## Excerpted data:
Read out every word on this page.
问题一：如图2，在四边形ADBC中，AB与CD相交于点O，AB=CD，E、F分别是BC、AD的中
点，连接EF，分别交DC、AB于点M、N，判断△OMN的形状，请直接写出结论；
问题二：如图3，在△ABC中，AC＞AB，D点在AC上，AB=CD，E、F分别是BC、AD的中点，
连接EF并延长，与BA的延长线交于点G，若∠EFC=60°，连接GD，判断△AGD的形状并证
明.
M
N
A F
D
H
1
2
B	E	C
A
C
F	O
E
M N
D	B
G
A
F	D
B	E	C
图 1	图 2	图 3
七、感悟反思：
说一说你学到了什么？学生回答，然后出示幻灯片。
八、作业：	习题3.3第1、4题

## Task statement:
Give the records above again, word for word.

## Expected output:
Read out every word on this page.
问题一：如图2，在四边形ADBC中，AB与CD相交于点O，AB=CD，E、F分别是BC、AD的中
点，连接EF，分别交DC、AB于点M、N，判断△OMN的形状，请直接写出结论；
问题二：如图3，在△ABC中，AC＞AB，D点在AC上，AB=CD，E、F分别是BC、AD的中点，
连接EF并延长，与BA的延长线交于点G，若∠EFC=60°，连接GD，判断△AGD的形状并证
明.
M
N
A F
D
H
1
2
B	E	C
A
C
F	O
E
M N
D	B
G
A
F	D
B	E	C
图 1	图 2	图 3
七、感悟反思：
说一说你学到了什么？学生回答，然后出示幻灯片。
八、作业：	习题3.3第1、4题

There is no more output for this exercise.